::: Stored data

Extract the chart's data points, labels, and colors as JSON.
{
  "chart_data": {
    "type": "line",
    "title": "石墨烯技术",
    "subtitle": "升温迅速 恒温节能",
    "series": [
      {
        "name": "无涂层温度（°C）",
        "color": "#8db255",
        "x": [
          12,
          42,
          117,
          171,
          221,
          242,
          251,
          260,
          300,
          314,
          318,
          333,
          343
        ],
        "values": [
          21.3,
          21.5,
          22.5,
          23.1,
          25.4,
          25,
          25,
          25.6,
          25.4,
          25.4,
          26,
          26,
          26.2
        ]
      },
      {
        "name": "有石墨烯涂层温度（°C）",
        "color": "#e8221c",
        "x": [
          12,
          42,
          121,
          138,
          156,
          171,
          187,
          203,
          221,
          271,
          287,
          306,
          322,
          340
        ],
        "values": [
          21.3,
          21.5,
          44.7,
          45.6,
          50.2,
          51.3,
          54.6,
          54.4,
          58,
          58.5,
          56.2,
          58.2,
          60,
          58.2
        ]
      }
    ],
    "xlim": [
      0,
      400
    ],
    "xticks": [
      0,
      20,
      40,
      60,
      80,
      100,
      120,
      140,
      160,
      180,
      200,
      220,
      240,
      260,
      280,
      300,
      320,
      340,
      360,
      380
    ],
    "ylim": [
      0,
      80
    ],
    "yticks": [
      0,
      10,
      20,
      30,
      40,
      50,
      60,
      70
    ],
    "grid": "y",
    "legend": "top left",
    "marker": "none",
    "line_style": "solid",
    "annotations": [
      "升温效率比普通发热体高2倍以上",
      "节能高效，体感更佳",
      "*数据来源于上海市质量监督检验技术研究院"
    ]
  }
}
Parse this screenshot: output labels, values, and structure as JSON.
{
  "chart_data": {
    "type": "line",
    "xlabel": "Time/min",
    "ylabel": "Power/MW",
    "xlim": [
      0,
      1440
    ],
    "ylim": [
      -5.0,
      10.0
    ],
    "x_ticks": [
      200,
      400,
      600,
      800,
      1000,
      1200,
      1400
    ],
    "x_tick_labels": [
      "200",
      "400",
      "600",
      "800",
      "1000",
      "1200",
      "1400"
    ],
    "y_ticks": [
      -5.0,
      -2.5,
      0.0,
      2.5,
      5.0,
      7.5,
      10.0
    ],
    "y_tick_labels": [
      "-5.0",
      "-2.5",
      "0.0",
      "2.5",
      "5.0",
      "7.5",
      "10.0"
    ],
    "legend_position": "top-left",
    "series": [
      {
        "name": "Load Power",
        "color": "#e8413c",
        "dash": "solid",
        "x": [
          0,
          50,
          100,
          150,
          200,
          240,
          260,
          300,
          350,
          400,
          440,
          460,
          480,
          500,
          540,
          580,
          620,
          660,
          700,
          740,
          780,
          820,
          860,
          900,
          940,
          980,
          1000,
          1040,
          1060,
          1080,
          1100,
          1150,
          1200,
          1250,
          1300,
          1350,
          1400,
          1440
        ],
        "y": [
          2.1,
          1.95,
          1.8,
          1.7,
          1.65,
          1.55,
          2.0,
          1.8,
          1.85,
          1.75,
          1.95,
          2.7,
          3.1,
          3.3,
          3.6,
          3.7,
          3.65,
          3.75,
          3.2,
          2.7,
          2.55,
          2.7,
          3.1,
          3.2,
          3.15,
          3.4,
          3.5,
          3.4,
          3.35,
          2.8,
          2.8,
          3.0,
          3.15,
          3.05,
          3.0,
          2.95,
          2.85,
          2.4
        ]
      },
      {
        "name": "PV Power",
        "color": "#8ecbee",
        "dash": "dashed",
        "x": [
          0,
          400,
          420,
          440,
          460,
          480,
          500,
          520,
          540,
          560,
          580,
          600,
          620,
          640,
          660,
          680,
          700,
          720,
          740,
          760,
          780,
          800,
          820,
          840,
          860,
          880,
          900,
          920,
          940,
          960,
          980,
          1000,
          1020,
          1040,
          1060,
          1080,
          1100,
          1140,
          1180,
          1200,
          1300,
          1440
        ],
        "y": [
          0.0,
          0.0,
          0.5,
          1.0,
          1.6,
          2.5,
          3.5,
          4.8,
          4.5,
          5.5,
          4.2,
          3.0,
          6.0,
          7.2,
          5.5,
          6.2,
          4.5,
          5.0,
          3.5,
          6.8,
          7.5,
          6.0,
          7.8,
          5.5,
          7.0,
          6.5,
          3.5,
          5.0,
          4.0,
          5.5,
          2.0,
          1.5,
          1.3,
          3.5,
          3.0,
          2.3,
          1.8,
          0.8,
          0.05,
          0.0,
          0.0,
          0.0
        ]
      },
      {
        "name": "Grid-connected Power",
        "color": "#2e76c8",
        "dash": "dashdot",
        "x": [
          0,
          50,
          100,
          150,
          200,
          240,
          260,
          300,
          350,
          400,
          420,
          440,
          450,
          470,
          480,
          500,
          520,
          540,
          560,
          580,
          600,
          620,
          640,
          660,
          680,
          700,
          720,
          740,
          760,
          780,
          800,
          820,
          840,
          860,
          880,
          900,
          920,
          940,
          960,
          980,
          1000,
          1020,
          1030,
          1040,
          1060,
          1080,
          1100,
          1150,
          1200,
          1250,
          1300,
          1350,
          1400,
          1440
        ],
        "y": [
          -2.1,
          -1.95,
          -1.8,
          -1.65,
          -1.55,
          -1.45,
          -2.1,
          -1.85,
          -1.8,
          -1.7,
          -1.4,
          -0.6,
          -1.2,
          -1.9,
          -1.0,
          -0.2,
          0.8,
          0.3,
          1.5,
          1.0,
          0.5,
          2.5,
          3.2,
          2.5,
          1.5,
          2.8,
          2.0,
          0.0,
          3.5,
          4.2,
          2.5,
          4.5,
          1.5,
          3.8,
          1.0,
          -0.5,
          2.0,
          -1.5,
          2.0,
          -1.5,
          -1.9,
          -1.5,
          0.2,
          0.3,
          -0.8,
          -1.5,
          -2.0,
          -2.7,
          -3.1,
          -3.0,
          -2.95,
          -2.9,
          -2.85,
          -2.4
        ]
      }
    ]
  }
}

::::::

Objective |
Return all lines with the word "Power" in them.

Written answer |
    "ylabel": "Power/MW",
        "name": "Load Power",
        "name": "PV Power",
        "name": "Grid-connected Power",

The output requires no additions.